→ **THE REQUEST**
Write out, word for word, only the lines from the one containing "Read out every word on this page." through the final line of the data.

━━━━━━━━━━━━━━━━━━━━━━━━━━━━━━

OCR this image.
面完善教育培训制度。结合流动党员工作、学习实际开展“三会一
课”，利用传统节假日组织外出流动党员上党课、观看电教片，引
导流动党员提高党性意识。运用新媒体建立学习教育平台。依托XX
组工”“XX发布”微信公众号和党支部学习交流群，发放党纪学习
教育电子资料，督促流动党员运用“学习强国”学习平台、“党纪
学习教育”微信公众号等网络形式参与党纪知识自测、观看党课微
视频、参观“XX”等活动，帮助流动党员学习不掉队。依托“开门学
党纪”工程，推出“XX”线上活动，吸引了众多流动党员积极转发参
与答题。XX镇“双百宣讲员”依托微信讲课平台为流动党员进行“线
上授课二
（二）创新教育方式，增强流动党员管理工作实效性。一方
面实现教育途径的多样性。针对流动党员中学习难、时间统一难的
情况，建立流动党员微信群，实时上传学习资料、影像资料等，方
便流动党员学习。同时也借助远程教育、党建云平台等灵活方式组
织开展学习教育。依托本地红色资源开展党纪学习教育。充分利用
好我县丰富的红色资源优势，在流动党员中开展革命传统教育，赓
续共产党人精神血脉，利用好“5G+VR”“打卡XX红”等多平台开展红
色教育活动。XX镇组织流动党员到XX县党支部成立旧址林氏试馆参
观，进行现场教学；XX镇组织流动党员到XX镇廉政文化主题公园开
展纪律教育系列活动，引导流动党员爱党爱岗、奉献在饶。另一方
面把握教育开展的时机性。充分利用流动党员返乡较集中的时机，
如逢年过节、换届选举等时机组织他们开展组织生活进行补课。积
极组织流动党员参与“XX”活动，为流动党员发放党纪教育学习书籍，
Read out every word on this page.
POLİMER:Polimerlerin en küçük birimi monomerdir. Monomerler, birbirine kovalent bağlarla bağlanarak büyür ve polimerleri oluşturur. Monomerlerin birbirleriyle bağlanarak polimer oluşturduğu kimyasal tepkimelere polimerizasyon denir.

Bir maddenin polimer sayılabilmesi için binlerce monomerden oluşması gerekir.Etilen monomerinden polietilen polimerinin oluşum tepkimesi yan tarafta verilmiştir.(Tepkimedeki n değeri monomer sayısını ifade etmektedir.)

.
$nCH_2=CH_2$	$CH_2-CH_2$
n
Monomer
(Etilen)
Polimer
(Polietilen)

━━━━━━━━━━━━━━━━━━━━━━━━━━━━━━

→ **ANSWER TO THIS TASK**
Read out every word on this page.
POLİMER:Polimerlerin en küçük birimi monomerdir. Monomerler, birbirine kovalent bağlarla bağlanarak büyür ve polimerleri oluşturur. Monomerlerin birbirleriyle bağlanarak polimer oluşturduğu kimyasal tepkimelere polimerizasyon denir.

Bir maddenin polimer sayılabilmesi için binlerce monomerden oluşması gerekir.Etilen monomerinden polietilen polimerinin oluşum tepkimesi yan tarafta verilmiştir.(Tepkimedeki n değeri monomer sayısını ifade etmektedir.)

.
$nCH_2=CH_2$	$CH_2-CH_2$
n
Monomer
(Etilen)
Polimer
(Polietilen)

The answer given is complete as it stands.